**Brief**: Every record should be written out exactly, please.

Collected data entries
════════════════════

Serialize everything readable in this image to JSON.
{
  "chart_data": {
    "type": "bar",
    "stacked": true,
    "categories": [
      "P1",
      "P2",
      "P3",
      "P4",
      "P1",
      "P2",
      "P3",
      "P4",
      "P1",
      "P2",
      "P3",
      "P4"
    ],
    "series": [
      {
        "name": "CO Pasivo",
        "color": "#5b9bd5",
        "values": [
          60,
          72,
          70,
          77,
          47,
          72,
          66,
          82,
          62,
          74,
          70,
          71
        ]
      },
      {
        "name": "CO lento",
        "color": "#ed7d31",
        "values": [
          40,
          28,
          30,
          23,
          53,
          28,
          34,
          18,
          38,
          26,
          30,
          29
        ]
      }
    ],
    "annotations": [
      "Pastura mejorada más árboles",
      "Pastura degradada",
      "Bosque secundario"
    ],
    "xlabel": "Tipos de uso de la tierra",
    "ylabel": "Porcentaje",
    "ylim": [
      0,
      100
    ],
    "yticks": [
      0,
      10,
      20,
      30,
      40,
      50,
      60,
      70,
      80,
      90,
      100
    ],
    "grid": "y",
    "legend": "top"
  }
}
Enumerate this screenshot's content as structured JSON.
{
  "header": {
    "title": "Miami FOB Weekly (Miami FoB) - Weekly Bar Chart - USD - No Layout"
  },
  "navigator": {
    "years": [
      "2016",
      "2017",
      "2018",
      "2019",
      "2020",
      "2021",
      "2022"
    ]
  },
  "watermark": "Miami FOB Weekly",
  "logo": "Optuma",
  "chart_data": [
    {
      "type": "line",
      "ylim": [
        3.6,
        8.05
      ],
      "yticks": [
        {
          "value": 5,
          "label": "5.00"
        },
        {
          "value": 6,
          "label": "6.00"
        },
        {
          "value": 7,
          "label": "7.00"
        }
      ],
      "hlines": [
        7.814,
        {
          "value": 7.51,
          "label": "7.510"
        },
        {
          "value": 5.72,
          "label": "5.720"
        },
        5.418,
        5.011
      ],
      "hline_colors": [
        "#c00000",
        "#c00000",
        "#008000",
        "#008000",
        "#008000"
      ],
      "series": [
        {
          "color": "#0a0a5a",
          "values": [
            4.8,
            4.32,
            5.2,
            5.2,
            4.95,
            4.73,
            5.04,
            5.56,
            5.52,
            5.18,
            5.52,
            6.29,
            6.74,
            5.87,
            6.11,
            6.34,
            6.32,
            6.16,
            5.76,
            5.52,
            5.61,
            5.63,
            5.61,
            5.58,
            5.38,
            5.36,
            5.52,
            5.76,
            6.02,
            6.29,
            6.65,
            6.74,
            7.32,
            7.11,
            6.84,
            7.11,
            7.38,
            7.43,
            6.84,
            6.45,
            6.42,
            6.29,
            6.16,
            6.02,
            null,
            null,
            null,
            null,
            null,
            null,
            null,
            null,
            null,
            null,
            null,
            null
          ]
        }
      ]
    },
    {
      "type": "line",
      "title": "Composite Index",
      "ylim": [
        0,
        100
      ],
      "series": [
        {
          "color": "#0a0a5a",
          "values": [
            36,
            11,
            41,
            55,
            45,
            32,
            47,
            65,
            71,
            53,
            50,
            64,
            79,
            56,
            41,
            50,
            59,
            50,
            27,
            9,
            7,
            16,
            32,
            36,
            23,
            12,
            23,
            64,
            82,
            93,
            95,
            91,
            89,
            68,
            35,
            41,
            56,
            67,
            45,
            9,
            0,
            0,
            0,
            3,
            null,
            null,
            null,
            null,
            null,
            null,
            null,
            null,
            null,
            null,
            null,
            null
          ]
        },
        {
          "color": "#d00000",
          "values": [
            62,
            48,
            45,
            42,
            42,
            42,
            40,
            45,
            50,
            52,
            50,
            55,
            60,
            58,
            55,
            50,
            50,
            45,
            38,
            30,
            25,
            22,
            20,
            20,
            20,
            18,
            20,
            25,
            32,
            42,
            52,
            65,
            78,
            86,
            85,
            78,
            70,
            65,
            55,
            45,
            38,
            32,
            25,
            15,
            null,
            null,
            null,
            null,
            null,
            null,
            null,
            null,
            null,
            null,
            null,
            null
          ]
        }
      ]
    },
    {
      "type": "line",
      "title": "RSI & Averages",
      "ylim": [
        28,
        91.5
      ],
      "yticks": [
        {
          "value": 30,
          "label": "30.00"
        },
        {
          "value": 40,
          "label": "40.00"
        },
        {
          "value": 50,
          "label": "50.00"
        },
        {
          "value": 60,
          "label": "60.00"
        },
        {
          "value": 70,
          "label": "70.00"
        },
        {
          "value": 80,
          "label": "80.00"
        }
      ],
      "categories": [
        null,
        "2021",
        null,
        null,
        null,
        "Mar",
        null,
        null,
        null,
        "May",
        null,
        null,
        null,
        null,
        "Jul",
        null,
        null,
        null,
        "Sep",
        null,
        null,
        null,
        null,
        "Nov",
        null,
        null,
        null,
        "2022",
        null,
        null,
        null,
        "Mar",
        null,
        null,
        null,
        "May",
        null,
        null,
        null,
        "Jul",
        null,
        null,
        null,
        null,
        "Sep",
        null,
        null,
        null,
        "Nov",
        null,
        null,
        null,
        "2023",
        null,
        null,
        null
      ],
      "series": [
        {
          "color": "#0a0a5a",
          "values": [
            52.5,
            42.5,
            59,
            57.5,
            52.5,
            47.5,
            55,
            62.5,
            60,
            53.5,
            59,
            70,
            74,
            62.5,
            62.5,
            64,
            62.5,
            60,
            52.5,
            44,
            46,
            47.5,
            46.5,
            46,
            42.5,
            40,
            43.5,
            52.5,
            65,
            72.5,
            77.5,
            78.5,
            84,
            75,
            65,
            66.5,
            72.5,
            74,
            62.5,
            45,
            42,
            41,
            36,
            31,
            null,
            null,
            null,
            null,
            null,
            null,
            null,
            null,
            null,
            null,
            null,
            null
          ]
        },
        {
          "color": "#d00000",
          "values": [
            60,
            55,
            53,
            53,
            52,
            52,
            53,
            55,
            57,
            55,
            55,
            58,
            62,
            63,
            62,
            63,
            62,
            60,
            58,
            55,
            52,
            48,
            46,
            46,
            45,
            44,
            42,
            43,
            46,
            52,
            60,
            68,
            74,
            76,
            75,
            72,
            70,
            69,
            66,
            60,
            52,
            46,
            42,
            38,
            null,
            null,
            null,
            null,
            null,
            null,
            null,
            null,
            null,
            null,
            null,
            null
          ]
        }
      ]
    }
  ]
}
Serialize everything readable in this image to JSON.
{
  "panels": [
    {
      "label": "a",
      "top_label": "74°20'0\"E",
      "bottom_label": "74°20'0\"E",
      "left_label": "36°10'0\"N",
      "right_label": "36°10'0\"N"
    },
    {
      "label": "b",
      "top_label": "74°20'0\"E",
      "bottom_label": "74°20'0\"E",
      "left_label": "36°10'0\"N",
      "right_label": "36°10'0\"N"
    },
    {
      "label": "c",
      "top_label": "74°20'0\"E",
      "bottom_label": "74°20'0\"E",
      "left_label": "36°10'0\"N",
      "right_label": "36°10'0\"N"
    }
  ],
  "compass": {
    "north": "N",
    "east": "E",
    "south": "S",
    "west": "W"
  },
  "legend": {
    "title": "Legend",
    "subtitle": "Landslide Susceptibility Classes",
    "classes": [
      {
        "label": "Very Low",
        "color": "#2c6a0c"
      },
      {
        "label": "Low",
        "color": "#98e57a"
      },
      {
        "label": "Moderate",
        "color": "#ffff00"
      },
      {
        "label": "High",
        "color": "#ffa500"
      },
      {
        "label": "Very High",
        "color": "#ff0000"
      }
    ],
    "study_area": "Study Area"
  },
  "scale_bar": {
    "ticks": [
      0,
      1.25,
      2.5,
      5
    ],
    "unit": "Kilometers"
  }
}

════════════════════

**Solution to the exercise**:
Serialize everything readable in this image to JSON.
{
  "chart_data": {
    "type": "bar",
    "stacked": true,
    "categories": [
      "P1",
      "P2",
      "P3",
      "P4",
      "P1",
      "P2",
      "P3",
      "P4",
      "P1",
      "P2",
      "P3",
      "P4"
    ],
    "series": [
      {
        "name": "CO Pasivo",
        "color": "#5b9bd5",
        "values": [
          60,
          72,
          70,
          77,
          47,
          72,
          66,
          82,
          62,
          74,
          70,
          71
        ]
      },
      {
        "name": "CO lento",
        "color": "#ed7d31",
        "values": [
          40,
          28,
          30,
          23,
          53,
          28,
          34,
          18,
          38,
          26,
          30,
          29
        ]
      }
    ],
    "annotations": [
      "Pastura mejorada más árboles",
      "Pastura degradada",
      "Bosque secundario"
    ],
    "xlabel": "Tipos de uso de la tierra",
    "ylabel": "Porcentaje",
    "ylim": [
      0,
      100
    ],
    "yticks": [
      0,
      10,
      20,
      30,
      40,
      50,
      60,
      70,
      80,
      90,
      100
    ],
    "grid": "y",
    "legend": "top"
  }
}
Enumerate this screenshot's content as structured JSON.
{
  "header": {
    "title": "Miami FOB Weekly (Miami FoB) - Weekly Bar Chart - USD - No Layout"
  },
  "navigator": {
    "years": [
      "2016",
      "2017",
      "2018",
      "2019",
      "2020",
      "2021",
      "2022"
    ]
  },
  "watermark": "Miami FOB Weekly",
  "logo": "Optuma",
  "chart_data": [
    {
      "type": "line",
      "ylim": [
        3.6,
        8.05
      ],
      "yticks": [
        {
          "value": 5,
          "label": "5.00"
        },
        {
          "value": 6,
          "label": "6.00"
        },
        {
          "value": 7,
          "label": "7.00"
        }
      ],
      "hlines": [
        7.814,
        {
          "value": 7.51,
          "label": "7.510"
        },
        {
          "value": 5.72,
          "label": "5.720"
        },
        5.418,
        5.011
      ],
      "hline_colors": [
        "#c00000",
        "#c00000",
        "#008000",
        "#008000",
        "#008000"
      ],
      "series": [
        {
          "color": "#0a0a5a",
          "values": [
            4.8,
            4.32,
            5.2,
            5.2,
            4.95,
            4.73,
            5.04,
            5.56,
            5.52,
            5.18,
            5.52,
            6.29,
            6.74,
            5.87,
            6.11,
            6.34,
            6.32,
            6.16,
            5.76,
            5.52,
            5.61,
            5.63,
            5.61,
            5.58,
            5.38,
            5.36,
            5.52,
            5.76,
            6.02,
            6.29,
            6.65,
            6.74,
            7.32,
            7.11,
            6.84,
            7.11,
            7.38,
            7.43,
            6.84,
            6.45,
            6.42,
            6.29,
            6.16,
            6.02,
            null,
            null,
            null,
            null,
            null,
            null,
            null,
            null,
            null,
            null,
            null,
            null
          ]
        }
      ]
    },
    {
      "type": "line",
      "title": "Composite Index",
      "ylim": [
        0,
        100
      ],
      "series": [
        {
          "color": "#0a0a5a",
          "values": [
            36,
            11,
            41,
            55,
            45,
            32,
            47,
            65,
            71,
            53,
            50,
            64,
            79,
            56,
            41,
            50,
            59,
            50,
            27,
            9,
            7,
            16,
            32,
            36,
            23,
            12,
            23,
            64,
            82,
            93,
            95,
            91,
            89,
            68,
            35,
            41,
            56,
            67,
            45,
            9,
            0,
            0,
            0,
            3,
            null,
            null,
            null,
            null,
            null,
            null,
            null,
            null,
            null,
            null,
            null,
            null
          ]
        },
        {
          "color": "#d00000",
          "values": [
            62,
            48,
            45,
            42,
            42,
            42,
            40,
            45,
            50,
            52,
            50,
            55,
            60,
            58,
            55,
            50,
            50,
            45,
            38,
            30,
            25,
            22,
            20,
            20,
            20,
            18,
            20,
            25,
            32,
            42,
            52,
            65,
            78,
            86,
            85,
            78,
            70,
            65,
            55,
            45,
            38,
            32,
            25,
            15,
            null,
            null,
            null,
            null,
            null,
            null,
            null,
            null,
            null,
            null,
            null,
            null
          ]
        }
      ]
    },
    {
      "type": "line",
      "title": "RSI & Averages",
      "ylim": [
        28,
        91.5
      ],
      "yticks": [
        {
          "value": 30,
          "label": "30.00"
        },
        {
          "value": 40,
          "label": "40.00"
        },
        {
          "value": 50,
          "label": "50.00"
        },
        {
          "value": 60,
          "label": "60.00"
        },
        {
          "value": 70,
          "label": "70.00"
        },
        {
          "value": 80,
          "label": "80.00"
        }
      ],
      "categories": [
        null,
        "2021",
        null,
        null,
        null,
        "Mar",
        null,
        null,
        null,
        "May",
        null,
        null,
        null,
        null,
        "Jul",
        null,
        null,
        null,
        "Sep",
        null,
        null,
        null,
        null,
        "Nov",
        null,
        null,
        null,
        "2022",
        null,
        null,
        null,
        "Mar",
        null,
        null,
        null,
        "May",
        null,
        null,
        null,
        "Jul",
        null,
        null,
        null,
        null,
        "Sep",
        null,
        null,
        null,
        "Nov",
        null,
        null,
        null,
        "2023",
        null,
        null,
        null
      ],
      "series": [
        {
          "color": "#0a0a5a",
          "values": [
            52.5,
            42.5,
            59,
            57.5,
            52.5,
            47.5,
            55,
            62.5,
            60,
            53.5,
            59,
            70,
            74,
            62.5,
            62.5,
            64,
            62.5,
            60,
            52.5,
            44,
            46,
            47.5,
            46.5,
            46,
            42.5,
            40,
            43.5,
            52.5,
            65,
            72.5,
            77.5,
            78.5,
            84,
            75,
            65,
            66.5,
            72.5,
            74,
            62.5,
            45,
            42,
            41,
            36,
            31,
            null,
            null,
            null,
            null,
            null,
            null,
            null,
            null,
            null,
            null,
            null,
            null
          ]
        },
        {
          "color": "#d00000",
          "values": [
            60,
            55,
            53,
            53,
            52,
            52,
            53,
            55,
            57,
            55,
            55,
            58,
            62,
            63,
            62,
            63,
            62,
            60,
            58,
            55,
            52,
            48,
            46,
            46,
            45,
            44,
            42,
            43,
            46,
            52,
            60,
            68,
            74,
            76,
            75,
            72,
            70,
            69,
            66,
            60,
            52,
            46,
            42,
            38,
            null,
            null,
            null,
            null,
            null,
            null,
            null,
            null,
            null,
            null,
            null,
            null
          ]
        }
      ]
    }
  ]
}
Serialize everything readable in this image to JSON.
{
  "panels": [
    {
      "label": "a",
      "top_label": "74°20'0\"E",
      "bottom_label": "74°20'0\"E",
      "left_label": "36°10'0\"N",
      "right_label": "36°10'0\"N"
    },
    {
      "label": "b",
      "top_label": "74°20'0\"E",
      "bottom_label": "74°20'0\"E",
      "left_label": "36°10'0\"N",
      "right_label": "36°10'0\"N"
    },
    {
      "label": "c",
      "top_label": "74°20'0\"E",
      "bottom_label": "74°20'0\"E",
      "left_label": "36°10'0\"N",
      "right_label": "36°10'0\"N"
    }
  ],
  "compass": {
    "north": "N",
    "east": "E",
    "south": "S",
    "west": "W"
  },
  "legend": {
    "title": "Legend",
    "subtitle": "Landslide Susceptibility Classes",
    "classes": [
      {
        "label": "Very Low",
        "color": "#2c6a0c"
      },
      {
        "label": "Low",
        "color": "#98e57a"
      },
      {
        "label": "Moderate",
        "color": "#ffff00"
      },
      {
        "label": "High",
        "color": "#ffa500"
      },
      {
        "label": "Very High",
        "color": "#ff0000"
      }
    ],
    "study_area": "Study Area"
  },
  "scale_bar": {
    "ticks": [
      0,
      1.25,
      2.5,
      5
    ],
    "unit": "Kilometers"
  }
}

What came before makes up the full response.